Work to be completed
Quote the entries word for word. Omit the pictures.

Figure record extracts
--

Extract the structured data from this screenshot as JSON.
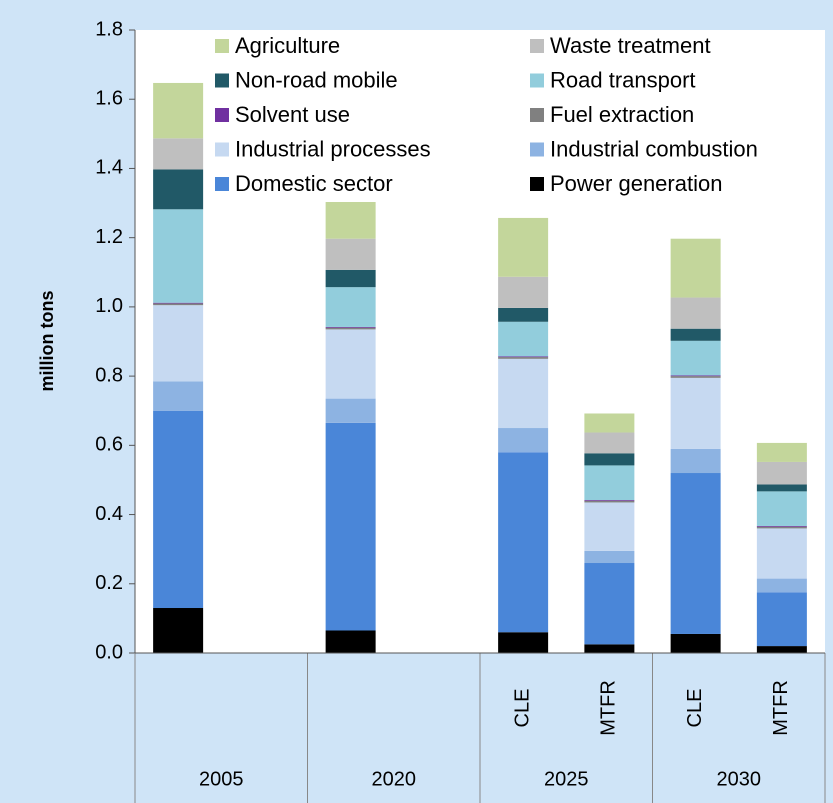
{
  "chart_data": {
    "type": "stacked_bar",
    "ylabel": "million tons",
    "categories": [
      null,
      null,
      "CLE",
      "MTFR",
      "CLE",
      "MTFR"
    ],
    "groups": [
      "2005",
      "2020",
      "2025",
      "2025",
      "2030",
      "2030"
    ],
    "ylim": [
      0,
      1.8
    ],
    "yticks": [
      {
        "value": 0,
        "label": "0.0"
      },
      0.2,
      0.4,
      0.6,
      0.8,
      {
        "value": 1,
        "label": "1.0"
      },
      1.2,
      1.4,
      1.6,
      1.8
    ],
    "series": [
      {
        "name": "Agriculture",
        "color": "#c3d69b",
        "values": [
          0.16,
          0.17,
          0.17,
          0.055,
          0.17,
          0.055
        ]
      },
      {
        "name": "Waste treatment",
        "color": "#bfbfbf",
        "values": [
          0.09,
          0.09,
          0.09,
          0.06,
          0.09,
          0.065
        ]
      },
      {
        "name": "Non-road mobile",
        "color": "#215967",
        "values": [
          0.115,
          0.05,
          0.04,
          0.035,
          0.035,
          0.02
        ]
      },
      {
        "name": "Road transport",
        "color": "#92cddc",
        "values": [
          0.27,
          0.115,
          0.1,
          0.1,
          0.1,
          0.1
        ]
      },
      {
        "name": "Solvent use",
        "color": "#7030a0",
        "values": [
          0.002,
          0.002,
          0.002,
          0.002,
          0.002,
          0.002
        ]
      },
      {
        "name": "Fuel extraction",
        "color": "#808080",
        "values": [
          0.005,
          0.005,
          0.005,
          0.005,
          0.005,
          0.005
        ]
      },
      {
        "name": "Industrial processes",
        "color": "#c6d9f1",
        "values": [
          0.22,
          0.2,
          0.2,
          0.14,
          0.205,
          0.145
        ]
      },
      {
        "name": "Industrial combustion",
        "color": "#8db3e2",
        "values": [
          0.085,
          0.07,
          0.07,
          0.035,
          0.07,
          0.04
        ]
      },
      {
        "name": "Domestic sector",
        "color": "#4a86d8",
        "values": [
          0.57,
          0.6,
          0.52,
          0.235,
          0.465,
          0.155
        ]
      },
      {
        "name": "Power generation",
        "color": "#000000",
        "values": [
          0.13,
          0.065,
          0.06,
          0.025,
          0.055,
          0.02
        ]
      }
    ]
  }
}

--

Output below
Extract the structured data from this screenshot as JSON.
{
  "chart_data": {
    "type": "stacked_bar",
    "ylabel": "million tons",
    "categories": [
      null,
      null,
      "CLE",
      "MTFR",
      "CLE",
      "MTFR"
    ],
    "groups": [
      "2005",
      "2020",
      "2025",
      "2025",
      "2030",
      "2030"
    ],
    "ylim": [
      0,
      1.8
    ],
    "yticks": [
      {
        "value": 0,
        "label": "0.0"
      },
      0.2,
      0.4,
      0.6,
      0.8,
      {
        "value": 1,
        "label": "1.0"
      },
      1.2,
      1.4,
      1.6,
      1.8
    ],
    "series": [
      {
        "name": "Agriculture",
        "color": "#c3d69b",
        "values": [
          0.16,
          0.17,
          0.17,
          0.055,
          0.17,
          0.055
        ]
      },
      {
        "name": "Waste treatment",
        "color": "#bfbfbf",
        "values": [
          0.09,
          0.09,
          0.09,
          0.06,
          0.09,
          0.065
        ]
      },
      {
        "name": "Non-road mobile",
        "color": "#215967",
        "values": [
          0.115,
          0.05,
          0.04,
          0.035,
          0.035,
          0.02
        ]
      },
      {
        "name": "Road transport",
        "color": "#92cddc",
        "values": [
          0.27,
          0.115,
          0.1,
          0.1,
          0.1,
          0.1
        ]
      },
      {
        "name": "Solvent use",
        "color": "#7030a0",
        "values": [
          0.002,
          0.002,
          0.002,
          0.002,
          0.002,
          0.002
        ]
      },
      {
        "name": "Fuel extraction",
        "color": "#808080",
        "values": [
          0.005,
          0.005,
          0.005,
          0.005,
          0.005,
          0.005
        ]
      },
      {
        "name": "Industrial processes",
        "color": "#c6d9f1",
        "values": [
          0.22,
          0.2,
          0.2,
          0.14,
          0.205,
          0.145
        ]
      },
      {
        "name": "Industrial combustion",
        "color": "#8db3e2",
        "values": [
          0.085,
          0.07,
          0.07,
          0.035,
          0.07,
          0.04
        ]
      },
      {
        "name": "Domestic sector",
        "color": "#4a86d8",
        "values": [
          0.57,
          0.6,
          0.52,
          0.235,
          0.465,
          0.155
        ]
      },
      {
        "name": "Power generation",
        "color": "#000000",
        "values": [
          0.13,
          0.065,
          0.06,
          0.025,
          0.055,
          0.02
        ]
      }
    ]
  }
}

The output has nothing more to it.